Record set =
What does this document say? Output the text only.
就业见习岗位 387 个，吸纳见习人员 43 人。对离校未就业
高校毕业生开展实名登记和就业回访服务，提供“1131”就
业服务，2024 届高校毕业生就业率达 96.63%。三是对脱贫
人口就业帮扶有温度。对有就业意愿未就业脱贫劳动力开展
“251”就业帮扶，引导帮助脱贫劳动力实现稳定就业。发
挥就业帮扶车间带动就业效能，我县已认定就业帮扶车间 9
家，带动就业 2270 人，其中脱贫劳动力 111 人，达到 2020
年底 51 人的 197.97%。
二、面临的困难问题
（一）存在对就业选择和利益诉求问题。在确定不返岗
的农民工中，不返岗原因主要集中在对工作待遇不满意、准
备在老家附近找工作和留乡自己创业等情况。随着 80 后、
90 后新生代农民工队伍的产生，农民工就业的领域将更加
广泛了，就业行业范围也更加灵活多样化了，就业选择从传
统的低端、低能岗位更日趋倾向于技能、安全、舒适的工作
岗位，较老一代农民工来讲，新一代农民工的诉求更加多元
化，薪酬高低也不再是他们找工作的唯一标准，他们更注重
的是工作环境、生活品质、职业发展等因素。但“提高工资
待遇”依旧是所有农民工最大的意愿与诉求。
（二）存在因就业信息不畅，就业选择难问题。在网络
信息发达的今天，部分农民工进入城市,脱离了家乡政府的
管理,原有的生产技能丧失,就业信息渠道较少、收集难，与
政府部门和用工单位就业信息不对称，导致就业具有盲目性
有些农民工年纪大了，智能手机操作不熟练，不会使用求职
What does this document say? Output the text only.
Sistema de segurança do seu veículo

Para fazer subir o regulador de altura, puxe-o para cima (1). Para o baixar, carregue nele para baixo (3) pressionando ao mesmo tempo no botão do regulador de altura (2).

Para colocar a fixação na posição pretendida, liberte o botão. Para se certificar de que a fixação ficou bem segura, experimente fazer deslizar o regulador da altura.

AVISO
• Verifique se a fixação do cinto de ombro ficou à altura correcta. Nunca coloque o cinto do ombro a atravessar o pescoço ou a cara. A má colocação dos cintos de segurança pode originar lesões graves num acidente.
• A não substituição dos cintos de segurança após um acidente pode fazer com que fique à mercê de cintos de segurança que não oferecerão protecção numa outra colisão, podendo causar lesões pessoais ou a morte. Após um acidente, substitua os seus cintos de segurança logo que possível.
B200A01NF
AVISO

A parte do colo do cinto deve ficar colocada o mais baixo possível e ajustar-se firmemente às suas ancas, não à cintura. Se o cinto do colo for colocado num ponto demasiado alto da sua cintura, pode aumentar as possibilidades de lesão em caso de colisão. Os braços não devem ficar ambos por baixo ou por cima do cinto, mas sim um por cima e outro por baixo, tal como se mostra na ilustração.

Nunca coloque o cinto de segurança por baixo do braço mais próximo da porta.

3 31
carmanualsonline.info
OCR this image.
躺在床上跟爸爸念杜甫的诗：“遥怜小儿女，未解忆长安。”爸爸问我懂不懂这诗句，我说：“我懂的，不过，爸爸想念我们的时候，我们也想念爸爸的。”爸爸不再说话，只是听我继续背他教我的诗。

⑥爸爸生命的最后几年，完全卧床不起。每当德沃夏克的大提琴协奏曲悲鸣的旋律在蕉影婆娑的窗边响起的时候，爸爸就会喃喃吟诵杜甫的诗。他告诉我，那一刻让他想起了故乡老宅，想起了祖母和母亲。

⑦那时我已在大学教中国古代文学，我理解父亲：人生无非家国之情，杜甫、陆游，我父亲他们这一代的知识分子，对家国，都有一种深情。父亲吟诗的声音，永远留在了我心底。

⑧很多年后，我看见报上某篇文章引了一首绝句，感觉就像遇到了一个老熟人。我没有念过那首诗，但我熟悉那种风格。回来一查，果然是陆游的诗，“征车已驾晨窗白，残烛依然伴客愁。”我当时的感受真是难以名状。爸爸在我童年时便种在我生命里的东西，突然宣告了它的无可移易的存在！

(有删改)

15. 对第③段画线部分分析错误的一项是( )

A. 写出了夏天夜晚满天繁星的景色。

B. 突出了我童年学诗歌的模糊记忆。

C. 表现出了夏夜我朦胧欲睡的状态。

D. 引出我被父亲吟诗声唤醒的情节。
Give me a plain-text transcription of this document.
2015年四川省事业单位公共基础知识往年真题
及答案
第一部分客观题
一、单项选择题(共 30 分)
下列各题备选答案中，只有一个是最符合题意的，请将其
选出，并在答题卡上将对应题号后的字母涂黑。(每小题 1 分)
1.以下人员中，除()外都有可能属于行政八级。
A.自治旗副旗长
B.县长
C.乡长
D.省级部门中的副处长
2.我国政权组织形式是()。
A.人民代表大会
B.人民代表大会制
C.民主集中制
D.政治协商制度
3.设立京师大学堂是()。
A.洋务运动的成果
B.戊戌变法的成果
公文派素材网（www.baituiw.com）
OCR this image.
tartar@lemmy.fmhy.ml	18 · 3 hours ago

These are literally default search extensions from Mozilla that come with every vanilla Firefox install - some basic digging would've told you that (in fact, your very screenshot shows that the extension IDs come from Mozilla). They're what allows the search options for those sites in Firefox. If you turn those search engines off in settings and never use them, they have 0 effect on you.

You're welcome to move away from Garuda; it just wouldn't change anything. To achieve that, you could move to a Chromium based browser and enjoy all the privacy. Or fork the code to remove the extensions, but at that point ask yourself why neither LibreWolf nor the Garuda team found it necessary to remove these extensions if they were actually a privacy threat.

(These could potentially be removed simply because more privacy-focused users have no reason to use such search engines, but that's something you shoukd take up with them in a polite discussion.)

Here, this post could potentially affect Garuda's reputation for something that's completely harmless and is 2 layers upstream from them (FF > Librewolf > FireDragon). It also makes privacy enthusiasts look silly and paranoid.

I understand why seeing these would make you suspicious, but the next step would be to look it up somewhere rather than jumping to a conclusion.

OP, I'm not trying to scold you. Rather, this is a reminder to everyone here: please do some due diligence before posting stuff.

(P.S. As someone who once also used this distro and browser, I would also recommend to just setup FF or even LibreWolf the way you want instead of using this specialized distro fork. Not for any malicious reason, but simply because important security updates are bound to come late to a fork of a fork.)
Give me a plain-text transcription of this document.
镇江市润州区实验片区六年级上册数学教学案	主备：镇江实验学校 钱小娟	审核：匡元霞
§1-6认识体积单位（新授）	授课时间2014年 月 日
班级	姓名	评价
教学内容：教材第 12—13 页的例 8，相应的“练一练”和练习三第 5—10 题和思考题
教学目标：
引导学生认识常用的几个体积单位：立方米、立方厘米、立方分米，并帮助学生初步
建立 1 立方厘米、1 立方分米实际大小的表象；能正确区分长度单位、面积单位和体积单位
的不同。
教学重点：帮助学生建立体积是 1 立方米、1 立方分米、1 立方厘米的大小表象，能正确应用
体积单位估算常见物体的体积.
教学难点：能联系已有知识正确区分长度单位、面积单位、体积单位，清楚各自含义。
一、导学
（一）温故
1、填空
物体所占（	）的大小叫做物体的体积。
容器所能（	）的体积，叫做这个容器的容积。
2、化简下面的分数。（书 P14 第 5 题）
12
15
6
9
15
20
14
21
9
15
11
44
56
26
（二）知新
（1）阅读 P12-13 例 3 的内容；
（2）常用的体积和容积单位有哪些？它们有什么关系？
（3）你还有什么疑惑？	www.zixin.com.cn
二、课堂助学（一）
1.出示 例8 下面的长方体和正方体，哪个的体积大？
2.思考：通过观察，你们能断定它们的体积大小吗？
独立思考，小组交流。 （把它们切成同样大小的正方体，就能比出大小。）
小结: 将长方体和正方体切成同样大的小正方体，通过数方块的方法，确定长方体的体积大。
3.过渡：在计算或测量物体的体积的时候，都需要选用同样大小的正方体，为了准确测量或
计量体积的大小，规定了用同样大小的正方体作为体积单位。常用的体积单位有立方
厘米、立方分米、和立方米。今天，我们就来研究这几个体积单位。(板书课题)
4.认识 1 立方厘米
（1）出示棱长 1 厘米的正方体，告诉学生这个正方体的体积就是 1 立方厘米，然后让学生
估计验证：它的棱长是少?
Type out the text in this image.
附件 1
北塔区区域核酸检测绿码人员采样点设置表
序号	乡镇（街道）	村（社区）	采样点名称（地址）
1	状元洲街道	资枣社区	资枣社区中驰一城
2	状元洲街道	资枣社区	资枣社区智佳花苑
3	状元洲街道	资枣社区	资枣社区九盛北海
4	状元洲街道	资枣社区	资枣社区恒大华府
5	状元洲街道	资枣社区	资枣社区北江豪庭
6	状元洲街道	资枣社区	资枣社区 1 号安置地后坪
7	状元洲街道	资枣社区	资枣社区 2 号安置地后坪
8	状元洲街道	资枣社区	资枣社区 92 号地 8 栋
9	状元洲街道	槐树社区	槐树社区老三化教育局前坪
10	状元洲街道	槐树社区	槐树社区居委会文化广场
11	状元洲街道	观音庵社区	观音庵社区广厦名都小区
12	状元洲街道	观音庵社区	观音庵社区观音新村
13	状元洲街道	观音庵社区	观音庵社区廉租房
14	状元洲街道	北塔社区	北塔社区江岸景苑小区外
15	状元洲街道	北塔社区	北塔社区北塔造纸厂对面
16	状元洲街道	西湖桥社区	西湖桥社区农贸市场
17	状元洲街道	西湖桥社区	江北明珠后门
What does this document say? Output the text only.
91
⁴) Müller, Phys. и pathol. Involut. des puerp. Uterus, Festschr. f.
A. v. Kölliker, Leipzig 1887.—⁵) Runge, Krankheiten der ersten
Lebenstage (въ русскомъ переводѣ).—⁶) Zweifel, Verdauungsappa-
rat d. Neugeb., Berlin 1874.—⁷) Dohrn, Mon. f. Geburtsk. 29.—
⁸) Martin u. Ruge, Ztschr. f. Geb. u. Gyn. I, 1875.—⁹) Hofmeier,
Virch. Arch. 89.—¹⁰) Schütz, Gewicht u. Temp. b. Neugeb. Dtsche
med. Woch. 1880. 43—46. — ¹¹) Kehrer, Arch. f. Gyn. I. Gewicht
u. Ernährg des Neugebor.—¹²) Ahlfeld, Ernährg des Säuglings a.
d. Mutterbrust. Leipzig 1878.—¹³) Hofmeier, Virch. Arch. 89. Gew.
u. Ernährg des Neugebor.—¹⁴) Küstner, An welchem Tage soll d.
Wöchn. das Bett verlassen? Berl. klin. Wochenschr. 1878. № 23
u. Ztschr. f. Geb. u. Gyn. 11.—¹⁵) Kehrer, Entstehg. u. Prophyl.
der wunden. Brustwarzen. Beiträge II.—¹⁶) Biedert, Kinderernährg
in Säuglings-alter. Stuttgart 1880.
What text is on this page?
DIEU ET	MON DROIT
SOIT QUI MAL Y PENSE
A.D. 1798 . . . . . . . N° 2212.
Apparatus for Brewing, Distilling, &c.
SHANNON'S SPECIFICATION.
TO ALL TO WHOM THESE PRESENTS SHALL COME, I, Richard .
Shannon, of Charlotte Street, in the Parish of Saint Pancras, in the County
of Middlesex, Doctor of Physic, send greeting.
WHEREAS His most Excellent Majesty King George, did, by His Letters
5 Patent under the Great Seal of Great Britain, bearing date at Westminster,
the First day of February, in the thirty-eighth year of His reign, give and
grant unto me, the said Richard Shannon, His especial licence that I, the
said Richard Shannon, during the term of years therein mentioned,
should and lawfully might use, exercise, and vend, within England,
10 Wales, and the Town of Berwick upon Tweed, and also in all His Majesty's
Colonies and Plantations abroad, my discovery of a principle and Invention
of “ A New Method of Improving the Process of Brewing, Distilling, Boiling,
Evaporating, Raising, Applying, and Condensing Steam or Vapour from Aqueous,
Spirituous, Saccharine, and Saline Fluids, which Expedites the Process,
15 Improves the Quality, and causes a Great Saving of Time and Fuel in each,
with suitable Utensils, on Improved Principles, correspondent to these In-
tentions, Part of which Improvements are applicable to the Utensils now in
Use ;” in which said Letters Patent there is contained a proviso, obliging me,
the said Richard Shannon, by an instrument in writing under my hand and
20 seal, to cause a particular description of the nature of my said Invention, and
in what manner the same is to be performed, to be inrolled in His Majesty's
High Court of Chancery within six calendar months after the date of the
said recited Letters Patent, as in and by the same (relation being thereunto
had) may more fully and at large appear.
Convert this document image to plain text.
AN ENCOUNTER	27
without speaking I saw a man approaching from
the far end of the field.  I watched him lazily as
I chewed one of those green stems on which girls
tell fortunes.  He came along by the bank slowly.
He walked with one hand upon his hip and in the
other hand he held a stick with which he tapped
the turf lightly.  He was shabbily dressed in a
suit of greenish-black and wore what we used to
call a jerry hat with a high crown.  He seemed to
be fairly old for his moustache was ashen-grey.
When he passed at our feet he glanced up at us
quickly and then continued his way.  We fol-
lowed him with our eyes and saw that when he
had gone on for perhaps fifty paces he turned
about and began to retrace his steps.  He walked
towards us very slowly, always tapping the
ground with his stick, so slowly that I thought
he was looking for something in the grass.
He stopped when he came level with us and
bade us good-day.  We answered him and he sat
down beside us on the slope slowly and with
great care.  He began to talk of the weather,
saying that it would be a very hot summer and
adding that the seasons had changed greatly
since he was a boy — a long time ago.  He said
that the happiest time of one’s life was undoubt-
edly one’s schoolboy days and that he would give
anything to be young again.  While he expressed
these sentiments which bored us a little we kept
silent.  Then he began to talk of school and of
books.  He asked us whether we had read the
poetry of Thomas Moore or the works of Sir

Your task =
Write down the number of lines where the word "cintos" appears, and nothing further.

Answer to the problem =
2